• Exercise: State how many lines in the entries below contain "JSON". Write nothing but the number.

• Exercise input:
::::

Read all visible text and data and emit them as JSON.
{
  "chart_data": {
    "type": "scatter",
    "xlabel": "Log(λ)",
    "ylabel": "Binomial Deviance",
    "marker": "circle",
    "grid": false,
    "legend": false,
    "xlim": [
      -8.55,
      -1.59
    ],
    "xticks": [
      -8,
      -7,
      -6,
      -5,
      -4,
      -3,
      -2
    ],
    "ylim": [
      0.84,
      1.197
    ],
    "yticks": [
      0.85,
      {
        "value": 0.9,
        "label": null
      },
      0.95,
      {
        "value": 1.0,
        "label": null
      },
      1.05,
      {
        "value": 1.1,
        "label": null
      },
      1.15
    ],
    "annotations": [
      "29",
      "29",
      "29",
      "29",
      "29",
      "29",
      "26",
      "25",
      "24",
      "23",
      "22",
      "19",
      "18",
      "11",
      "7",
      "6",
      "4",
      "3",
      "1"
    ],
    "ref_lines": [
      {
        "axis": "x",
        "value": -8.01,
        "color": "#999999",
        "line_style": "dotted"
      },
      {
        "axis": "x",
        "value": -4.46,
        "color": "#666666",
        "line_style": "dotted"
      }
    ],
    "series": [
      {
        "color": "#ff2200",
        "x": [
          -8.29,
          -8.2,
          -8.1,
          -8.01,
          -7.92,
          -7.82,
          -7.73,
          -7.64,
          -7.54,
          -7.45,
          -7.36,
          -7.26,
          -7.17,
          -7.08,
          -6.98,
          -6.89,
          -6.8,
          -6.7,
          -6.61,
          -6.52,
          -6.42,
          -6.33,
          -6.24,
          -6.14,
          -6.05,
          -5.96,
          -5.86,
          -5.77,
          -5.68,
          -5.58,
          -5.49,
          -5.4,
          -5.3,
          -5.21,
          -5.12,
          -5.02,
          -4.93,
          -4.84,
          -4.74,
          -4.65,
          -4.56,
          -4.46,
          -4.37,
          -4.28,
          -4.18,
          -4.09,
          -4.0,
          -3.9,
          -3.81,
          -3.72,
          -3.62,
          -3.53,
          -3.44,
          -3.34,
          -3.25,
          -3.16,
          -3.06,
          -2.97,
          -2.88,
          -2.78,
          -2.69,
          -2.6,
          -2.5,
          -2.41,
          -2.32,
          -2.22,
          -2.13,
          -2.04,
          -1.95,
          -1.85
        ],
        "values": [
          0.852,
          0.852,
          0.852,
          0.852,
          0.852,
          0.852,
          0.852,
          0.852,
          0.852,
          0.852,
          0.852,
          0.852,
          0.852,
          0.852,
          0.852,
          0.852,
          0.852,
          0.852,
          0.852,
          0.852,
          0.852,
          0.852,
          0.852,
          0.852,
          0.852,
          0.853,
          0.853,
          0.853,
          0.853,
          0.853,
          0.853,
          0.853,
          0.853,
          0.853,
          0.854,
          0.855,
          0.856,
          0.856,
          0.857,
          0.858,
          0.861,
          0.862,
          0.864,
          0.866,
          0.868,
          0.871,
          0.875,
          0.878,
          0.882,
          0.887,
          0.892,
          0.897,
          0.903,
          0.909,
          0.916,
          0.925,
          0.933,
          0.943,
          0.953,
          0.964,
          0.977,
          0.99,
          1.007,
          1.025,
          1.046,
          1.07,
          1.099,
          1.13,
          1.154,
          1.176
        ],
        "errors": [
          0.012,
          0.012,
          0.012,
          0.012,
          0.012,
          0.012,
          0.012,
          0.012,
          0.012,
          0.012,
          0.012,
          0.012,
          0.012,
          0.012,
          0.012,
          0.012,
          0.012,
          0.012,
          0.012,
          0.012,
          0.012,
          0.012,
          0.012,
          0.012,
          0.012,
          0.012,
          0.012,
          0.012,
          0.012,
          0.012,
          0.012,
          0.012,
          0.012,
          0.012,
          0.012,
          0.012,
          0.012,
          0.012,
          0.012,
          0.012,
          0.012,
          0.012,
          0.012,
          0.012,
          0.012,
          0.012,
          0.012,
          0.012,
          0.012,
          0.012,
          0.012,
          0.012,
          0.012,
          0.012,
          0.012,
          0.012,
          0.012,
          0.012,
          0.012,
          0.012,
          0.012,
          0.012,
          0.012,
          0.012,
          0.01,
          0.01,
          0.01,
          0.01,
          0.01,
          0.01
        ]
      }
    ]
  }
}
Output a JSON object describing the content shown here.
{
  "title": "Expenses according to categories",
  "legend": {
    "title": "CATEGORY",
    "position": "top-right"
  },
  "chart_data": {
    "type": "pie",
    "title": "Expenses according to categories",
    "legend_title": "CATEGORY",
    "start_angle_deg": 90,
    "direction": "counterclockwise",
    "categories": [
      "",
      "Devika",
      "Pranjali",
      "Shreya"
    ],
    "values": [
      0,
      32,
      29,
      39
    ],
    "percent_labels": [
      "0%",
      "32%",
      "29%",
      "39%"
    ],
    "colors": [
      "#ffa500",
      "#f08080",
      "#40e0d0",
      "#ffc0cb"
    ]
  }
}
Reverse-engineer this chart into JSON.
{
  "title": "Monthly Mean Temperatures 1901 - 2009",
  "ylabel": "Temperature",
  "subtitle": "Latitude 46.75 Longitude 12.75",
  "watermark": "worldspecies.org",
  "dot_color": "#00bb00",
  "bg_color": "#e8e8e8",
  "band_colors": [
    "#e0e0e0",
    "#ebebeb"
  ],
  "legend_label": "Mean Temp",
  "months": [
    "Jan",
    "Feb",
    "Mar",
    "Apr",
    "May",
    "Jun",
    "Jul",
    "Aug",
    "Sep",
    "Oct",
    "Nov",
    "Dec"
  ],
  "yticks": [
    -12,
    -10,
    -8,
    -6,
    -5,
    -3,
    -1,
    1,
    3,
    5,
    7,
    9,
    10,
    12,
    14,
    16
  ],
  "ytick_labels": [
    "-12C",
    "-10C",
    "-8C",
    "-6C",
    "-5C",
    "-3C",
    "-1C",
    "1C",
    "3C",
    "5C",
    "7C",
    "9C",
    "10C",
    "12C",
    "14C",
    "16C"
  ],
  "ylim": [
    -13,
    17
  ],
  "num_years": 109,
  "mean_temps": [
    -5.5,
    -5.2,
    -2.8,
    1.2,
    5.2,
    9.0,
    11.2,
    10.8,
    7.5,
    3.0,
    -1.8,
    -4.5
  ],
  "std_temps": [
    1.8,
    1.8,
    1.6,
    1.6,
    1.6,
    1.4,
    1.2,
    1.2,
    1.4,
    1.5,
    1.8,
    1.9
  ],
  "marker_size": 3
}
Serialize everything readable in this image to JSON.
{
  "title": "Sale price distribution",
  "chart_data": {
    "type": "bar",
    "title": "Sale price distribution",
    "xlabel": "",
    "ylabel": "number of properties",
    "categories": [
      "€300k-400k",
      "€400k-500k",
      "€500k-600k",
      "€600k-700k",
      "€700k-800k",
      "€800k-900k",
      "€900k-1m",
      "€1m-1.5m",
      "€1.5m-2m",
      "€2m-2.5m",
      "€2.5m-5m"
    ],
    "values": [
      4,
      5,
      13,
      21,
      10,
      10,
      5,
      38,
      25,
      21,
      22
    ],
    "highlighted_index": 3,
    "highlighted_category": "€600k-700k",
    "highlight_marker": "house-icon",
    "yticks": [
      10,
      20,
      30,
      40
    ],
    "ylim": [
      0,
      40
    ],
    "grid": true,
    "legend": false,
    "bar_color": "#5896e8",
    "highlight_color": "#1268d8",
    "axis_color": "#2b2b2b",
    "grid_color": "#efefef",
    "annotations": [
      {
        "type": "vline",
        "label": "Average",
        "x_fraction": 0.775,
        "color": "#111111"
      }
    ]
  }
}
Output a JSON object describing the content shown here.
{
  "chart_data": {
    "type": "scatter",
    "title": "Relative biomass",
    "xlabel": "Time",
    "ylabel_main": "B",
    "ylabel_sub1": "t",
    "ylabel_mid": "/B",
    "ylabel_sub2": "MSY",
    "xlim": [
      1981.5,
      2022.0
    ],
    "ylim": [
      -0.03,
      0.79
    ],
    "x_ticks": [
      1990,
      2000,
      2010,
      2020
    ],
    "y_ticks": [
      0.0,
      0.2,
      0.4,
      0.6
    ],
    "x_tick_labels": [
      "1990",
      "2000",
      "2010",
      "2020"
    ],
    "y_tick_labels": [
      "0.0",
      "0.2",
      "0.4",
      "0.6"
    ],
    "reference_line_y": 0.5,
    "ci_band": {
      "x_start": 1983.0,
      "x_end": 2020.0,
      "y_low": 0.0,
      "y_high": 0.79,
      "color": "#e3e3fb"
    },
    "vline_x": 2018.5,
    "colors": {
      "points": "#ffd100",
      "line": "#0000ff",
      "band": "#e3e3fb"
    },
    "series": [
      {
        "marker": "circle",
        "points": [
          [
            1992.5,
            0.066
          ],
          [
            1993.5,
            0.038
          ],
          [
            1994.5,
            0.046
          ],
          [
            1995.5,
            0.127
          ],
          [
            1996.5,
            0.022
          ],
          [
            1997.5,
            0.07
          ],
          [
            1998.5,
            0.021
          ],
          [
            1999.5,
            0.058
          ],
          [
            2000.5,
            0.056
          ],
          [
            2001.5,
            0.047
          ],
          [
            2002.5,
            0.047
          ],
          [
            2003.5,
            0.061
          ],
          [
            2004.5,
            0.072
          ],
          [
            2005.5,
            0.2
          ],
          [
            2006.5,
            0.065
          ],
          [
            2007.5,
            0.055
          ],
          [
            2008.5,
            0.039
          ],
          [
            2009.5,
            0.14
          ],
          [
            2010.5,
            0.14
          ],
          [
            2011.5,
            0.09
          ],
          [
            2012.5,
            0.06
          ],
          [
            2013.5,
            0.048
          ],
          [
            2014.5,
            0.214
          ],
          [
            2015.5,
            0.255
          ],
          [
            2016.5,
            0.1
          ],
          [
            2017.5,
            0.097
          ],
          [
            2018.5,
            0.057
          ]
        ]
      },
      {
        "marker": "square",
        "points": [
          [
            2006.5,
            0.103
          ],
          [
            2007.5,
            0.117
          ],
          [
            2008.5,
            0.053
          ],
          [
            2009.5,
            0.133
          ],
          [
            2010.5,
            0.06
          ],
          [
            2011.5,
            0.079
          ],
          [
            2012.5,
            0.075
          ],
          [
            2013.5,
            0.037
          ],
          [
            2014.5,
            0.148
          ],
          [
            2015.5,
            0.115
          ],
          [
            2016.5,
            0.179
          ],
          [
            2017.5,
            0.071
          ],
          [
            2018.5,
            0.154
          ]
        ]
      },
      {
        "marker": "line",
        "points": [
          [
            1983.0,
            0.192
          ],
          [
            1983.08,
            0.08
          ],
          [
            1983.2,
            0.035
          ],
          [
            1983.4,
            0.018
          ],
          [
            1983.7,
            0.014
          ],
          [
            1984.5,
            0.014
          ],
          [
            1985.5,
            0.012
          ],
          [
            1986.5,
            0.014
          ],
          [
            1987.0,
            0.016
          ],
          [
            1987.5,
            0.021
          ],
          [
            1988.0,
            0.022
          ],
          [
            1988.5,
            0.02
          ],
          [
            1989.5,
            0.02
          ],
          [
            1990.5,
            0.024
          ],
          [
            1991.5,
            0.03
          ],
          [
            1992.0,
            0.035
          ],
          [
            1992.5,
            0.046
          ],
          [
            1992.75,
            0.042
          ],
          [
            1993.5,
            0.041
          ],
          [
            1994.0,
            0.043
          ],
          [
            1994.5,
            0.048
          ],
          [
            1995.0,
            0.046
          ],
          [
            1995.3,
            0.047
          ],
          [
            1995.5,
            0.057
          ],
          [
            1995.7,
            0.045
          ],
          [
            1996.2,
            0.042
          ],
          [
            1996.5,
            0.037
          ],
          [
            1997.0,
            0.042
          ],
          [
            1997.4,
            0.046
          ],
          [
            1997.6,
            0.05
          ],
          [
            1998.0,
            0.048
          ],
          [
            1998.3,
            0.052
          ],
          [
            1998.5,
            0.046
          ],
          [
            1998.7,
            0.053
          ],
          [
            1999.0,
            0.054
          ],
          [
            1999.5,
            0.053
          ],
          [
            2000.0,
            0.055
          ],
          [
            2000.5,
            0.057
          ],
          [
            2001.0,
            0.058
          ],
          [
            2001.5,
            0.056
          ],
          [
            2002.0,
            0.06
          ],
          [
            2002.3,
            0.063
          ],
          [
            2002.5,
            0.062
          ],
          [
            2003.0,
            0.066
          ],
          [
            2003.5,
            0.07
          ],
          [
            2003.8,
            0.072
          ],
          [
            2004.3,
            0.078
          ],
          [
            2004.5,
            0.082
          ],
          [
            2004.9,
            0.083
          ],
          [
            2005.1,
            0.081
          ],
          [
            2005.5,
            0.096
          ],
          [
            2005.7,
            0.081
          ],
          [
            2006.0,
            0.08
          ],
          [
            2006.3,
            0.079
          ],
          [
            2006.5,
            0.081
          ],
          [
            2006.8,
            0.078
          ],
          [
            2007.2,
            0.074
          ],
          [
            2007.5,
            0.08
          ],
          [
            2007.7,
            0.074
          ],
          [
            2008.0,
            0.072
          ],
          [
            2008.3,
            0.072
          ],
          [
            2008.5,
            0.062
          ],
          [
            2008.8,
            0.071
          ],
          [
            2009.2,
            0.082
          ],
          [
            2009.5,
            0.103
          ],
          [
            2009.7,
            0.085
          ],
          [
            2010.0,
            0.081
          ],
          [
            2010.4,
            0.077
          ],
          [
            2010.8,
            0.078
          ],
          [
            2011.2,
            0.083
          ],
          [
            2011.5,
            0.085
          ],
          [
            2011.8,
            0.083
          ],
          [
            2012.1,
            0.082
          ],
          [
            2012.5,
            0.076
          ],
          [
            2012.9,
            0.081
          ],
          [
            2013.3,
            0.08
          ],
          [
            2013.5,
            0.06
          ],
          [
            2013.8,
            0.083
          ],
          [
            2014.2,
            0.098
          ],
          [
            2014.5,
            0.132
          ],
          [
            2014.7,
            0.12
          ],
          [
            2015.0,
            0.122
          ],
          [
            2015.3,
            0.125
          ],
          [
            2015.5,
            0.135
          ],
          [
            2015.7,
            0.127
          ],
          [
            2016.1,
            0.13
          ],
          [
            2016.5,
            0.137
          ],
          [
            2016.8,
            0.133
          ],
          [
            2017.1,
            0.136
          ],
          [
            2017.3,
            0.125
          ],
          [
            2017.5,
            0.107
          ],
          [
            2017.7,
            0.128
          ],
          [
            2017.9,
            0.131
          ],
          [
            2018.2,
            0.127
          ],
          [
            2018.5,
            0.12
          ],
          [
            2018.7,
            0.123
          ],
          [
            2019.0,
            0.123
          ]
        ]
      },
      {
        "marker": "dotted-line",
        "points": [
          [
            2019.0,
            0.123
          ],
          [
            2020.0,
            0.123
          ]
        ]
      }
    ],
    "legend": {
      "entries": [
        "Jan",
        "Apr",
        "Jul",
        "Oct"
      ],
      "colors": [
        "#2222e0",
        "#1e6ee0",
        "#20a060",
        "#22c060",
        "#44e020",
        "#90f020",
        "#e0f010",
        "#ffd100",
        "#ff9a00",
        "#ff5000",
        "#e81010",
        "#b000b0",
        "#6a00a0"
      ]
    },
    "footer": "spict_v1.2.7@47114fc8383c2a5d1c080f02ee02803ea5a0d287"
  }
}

::::

• Exercise result: 5